_Task objective_
Give only the count of lines containing "电能服务公司".

- - - -

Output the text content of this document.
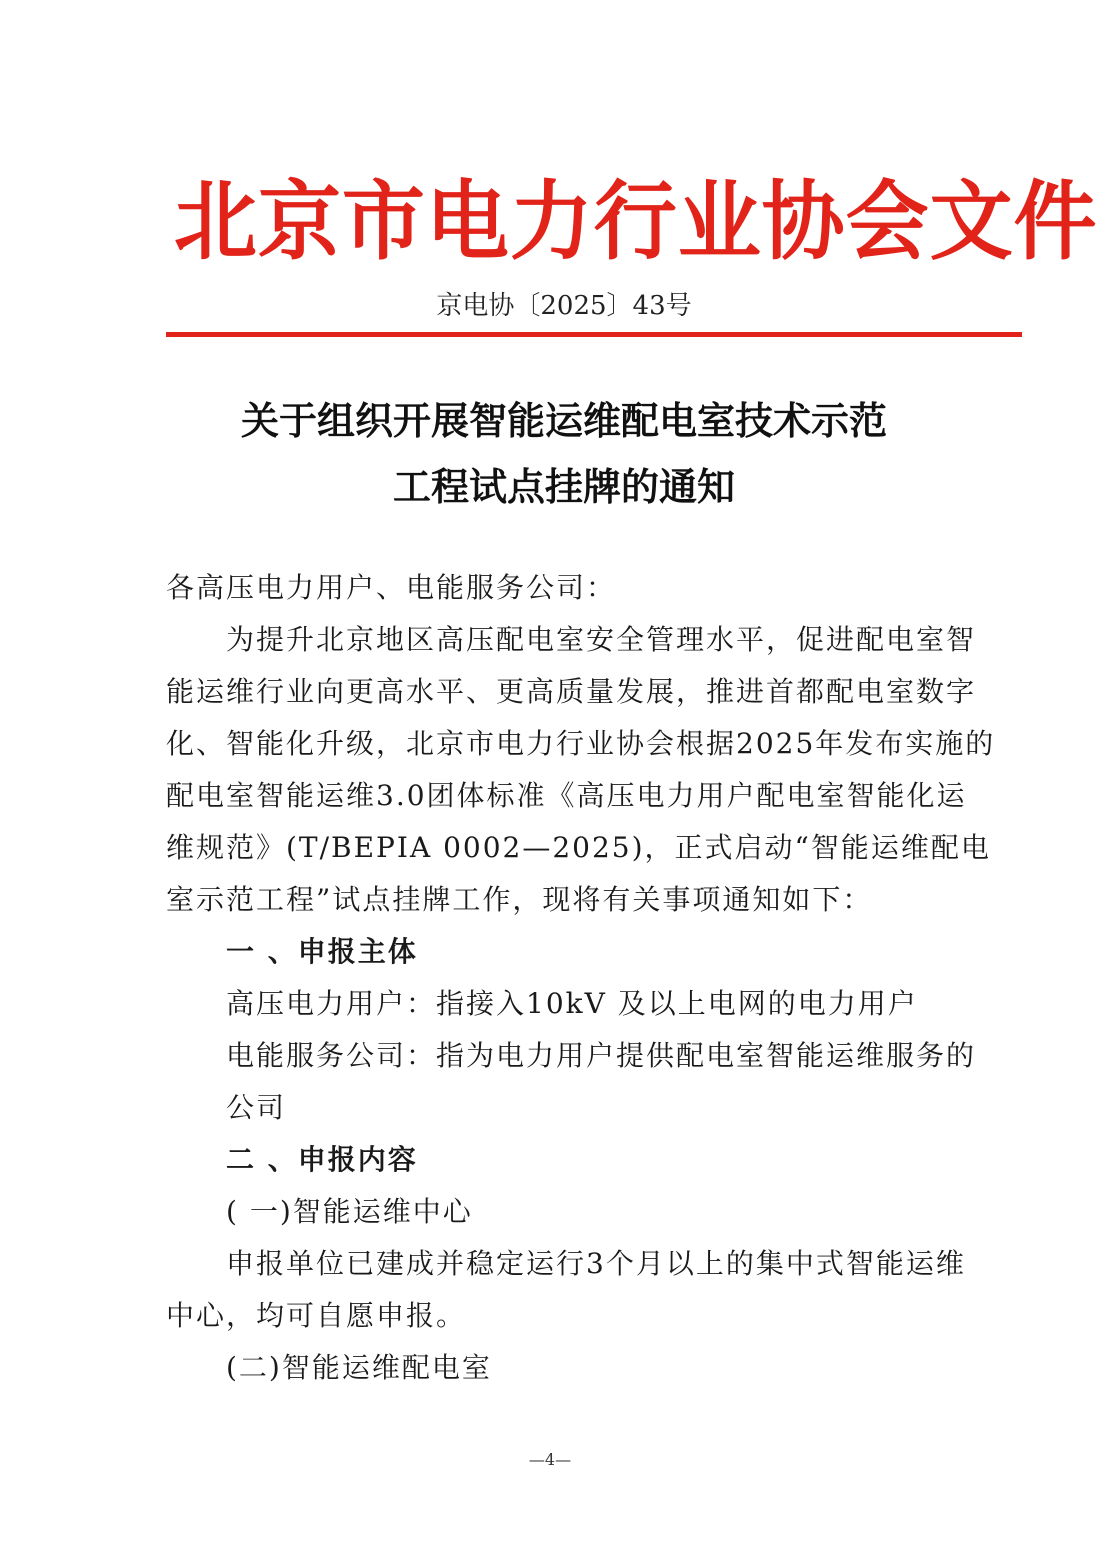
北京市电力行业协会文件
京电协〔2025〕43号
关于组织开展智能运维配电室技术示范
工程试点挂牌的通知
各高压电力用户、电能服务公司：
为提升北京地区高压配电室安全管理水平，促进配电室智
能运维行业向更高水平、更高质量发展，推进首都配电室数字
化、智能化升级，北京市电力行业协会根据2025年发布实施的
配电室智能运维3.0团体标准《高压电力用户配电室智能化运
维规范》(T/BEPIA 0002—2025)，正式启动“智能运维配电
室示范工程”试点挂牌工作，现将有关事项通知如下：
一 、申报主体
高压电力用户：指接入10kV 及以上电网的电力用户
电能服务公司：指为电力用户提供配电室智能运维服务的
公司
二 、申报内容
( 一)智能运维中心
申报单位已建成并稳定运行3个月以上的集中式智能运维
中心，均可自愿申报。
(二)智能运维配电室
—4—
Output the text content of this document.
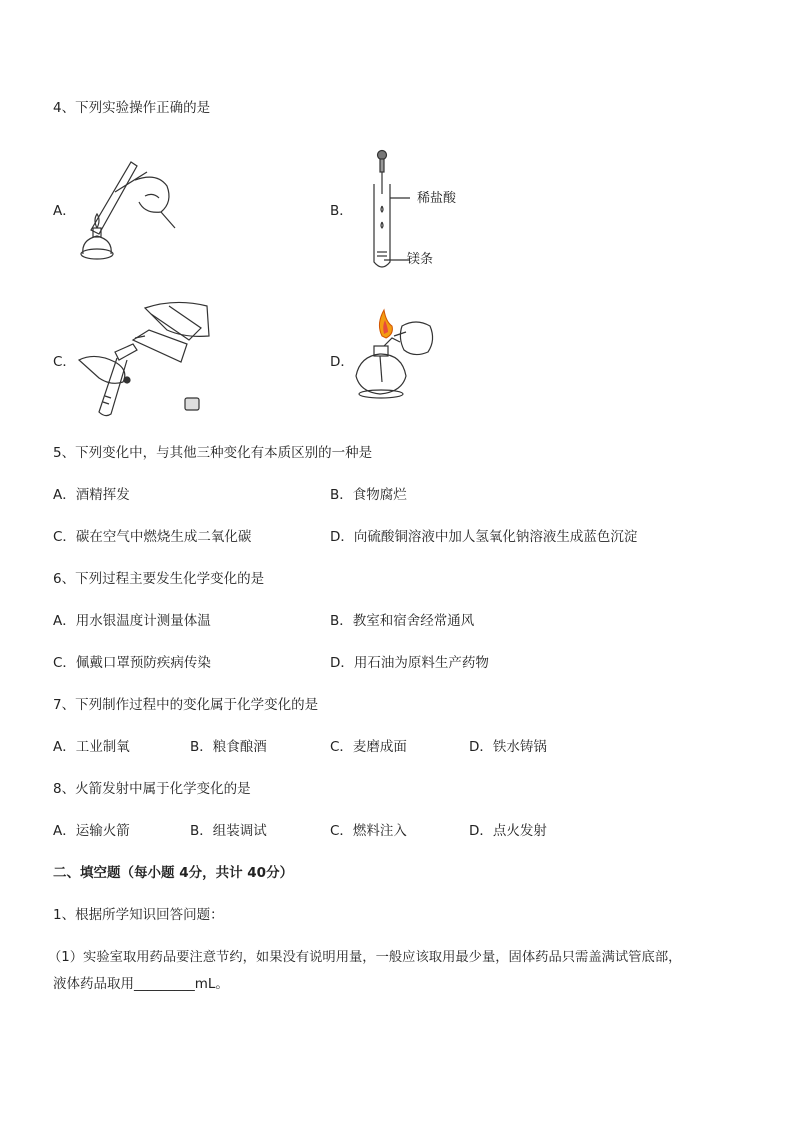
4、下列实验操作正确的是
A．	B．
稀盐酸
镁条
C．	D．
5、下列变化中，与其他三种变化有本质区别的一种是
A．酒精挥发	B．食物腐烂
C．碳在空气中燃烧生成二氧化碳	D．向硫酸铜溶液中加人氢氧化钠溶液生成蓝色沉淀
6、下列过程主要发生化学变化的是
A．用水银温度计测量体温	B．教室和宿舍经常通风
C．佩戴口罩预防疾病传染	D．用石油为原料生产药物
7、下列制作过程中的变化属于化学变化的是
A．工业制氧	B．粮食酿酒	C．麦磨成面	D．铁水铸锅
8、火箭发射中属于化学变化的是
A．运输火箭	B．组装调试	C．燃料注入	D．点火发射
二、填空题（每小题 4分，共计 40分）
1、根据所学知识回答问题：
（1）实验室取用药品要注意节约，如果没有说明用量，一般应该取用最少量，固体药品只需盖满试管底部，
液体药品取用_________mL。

- - - -

_The completed task_
2